* WHAT YOU NEED TO DO *
From the listing below, extract every line in which the word "color" appears.

Rows from a figure dataset
***
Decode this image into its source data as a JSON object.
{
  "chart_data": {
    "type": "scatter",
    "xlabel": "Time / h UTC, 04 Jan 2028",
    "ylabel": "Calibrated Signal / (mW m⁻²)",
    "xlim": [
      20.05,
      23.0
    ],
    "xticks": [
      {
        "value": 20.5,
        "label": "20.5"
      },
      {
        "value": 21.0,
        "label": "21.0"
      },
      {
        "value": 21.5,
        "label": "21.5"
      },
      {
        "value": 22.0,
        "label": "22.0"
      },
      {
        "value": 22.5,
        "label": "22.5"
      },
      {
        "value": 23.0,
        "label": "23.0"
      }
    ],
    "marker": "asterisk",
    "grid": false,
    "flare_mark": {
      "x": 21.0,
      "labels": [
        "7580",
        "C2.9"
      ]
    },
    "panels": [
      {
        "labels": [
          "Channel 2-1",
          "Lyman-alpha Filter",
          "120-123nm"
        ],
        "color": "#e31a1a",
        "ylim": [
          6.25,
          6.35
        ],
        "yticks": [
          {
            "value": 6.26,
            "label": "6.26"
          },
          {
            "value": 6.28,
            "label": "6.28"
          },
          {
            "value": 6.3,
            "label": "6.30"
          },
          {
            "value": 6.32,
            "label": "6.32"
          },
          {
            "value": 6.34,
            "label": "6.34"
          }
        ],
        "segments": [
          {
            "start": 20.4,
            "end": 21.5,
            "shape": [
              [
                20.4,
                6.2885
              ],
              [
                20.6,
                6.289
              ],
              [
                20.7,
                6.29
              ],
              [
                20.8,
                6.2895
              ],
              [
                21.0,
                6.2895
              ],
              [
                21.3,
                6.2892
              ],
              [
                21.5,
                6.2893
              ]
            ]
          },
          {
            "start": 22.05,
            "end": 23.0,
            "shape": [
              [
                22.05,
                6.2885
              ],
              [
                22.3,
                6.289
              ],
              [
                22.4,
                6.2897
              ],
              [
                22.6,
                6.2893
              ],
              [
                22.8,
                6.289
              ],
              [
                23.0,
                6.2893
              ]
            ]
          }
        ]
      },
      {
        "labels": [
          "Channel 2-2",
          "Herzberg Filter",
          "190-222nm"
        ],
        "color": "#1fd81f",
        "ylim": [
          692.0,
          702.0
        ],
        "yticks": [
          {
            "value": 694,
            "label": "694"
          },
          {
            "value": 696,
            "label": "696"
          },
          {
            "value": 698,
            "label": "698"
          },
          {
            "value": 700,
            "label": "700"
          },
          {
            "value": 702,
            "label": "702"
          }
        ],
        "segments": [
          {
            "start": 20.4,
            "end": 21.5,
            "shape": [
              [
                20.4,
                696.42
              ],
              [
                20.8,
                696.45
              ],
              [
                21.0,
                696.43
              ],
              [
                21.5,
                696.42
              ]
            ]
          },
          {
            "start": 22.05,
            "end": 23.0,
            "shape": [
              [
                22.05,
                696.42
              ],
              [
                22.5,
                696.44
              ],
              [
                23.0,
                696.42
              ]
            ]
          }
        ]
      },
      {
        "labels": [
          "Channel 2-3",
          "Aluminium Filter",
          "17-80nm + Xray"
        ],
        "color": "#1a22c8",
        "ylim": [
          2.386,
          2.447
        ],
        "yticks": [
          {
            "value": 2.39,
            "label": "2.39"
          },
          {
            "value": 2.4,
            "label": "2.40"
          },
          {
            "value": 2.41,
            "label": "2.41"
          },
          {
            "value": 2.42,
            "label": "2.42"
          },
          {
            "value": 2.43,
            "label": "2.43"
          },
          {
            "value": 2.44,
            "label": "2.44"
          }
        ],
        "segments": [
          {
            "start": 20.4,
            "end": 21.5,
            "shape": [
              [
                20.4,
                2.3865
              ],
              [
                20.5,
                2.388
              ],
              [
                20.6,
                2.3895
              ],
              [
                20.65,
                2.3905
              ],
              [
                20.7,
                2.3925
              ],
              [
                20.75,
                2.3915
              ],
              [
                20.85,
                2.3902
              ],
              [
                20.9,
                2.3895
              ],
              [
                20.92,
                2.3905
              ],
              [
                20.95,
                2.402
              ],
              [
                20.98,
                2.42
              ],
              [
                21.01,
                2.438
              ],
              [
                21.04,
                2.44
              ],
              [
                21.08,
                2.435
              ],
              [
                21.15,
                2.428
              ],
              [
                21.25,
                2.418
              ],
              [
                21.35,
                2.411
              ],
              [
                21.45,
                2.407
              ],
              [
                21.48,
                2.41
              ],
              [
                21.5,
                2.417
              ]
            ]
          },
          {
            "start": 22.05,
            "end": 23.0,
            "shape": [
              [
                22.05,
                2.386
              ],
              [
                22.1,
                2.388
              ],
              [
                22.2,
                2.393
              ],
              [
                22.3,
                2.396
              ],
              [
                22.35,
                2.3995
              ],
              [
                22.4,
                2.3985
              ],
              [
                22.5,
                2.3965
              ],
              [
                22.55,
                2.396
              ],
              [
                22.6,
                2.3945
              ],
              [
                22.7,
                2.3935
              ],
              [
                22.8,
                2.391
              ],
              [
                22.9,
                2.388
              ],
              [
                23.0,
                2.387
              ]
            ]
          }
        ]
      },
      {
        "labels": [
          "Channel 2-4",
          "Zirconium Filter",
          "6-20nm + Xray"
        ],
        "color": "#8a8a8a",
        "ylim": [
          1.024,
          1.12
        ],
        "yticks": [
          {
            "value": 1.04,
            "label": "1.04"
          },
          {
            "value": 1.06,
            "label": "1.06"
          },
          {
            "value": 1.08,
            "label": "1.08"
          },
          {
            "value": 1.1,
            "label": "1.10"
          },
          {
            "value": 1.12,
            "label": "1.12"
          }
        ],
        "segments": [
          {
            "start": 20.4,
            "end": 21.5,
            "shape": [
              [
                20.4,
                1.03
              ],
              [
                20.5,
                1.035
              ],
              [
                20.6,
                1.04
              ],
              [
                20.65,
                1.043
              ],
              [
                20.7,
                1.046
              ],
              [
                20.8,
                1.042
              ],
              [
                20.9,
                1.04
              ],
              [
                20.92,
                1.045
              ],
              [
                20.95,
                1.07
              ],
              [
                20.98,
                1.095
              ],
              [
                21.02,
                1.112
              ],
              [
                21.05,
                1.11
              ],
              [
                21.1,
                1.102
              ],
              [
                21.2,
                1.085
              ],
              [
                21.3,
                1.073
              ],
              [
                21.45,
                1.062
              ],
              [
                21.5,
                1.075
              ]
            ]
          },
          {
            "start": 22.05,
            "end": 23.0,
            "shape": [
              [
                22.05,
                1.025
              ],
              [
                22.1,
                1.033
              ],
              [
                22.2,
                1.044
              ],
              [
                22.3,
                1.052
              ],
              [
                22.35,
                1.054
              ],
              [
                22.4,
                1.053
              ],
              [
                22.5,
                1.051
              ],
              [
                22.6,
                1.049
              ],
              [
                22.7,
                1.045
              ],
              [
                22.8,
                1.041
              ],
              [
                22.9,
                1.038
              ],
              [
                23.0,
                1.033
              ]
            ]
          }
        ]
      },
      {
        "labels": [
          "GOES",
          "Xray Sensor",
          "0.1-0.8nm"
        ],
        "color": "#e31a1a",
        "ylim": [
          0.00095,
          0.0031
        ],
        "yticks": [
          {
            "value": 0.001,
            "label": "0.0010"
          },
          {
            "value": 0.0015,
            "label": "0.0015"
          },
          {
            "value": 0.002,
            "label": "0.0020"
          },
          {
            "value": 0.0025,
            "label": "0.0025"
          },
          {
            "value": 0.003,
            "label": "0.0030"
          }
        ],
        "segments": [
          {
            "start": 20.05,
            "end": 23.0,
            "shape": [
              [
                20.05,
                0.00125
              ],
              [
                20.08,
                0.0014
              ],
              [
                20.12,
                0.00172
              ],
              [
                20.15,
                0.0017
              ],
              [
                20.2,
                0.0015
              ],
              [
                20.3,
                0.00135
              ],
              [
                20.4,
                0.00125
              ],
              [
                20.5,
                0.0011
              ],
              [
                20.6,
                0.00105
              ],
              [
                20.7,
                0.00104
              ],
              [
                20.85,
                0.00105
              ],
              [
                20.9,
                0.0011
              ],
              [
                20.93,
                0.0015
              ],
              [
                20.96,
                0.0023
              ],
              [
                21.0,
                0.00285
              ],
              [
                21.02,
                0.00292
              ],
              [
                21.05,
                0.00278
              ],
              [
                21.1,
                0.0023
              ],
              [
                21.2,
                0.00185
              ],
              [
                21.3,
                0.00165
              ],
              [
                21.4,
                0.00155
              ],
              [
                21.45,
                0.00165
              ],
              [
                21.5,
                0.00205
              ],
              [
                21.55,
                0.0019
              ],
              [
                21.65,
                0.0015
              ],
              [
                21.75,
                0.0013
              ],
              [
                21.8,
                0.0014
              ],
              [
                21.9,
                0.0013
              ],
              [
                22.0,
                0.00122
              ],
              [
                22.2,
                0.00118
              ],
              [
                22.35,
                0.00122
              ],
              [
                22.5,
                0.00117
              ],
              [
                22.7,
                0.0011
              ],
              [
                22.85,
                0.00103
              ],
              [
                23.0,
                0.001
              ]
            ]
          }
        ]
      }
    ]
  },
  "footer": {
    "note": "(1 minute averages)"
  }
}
***
* EXPECTED OUTPUT *
        "color": "#e31a1a",
        "color": "#1fd81f",
        "color": "#1a22c8",
        "color": "#8a8a8a",
        "color": "#e31a1a",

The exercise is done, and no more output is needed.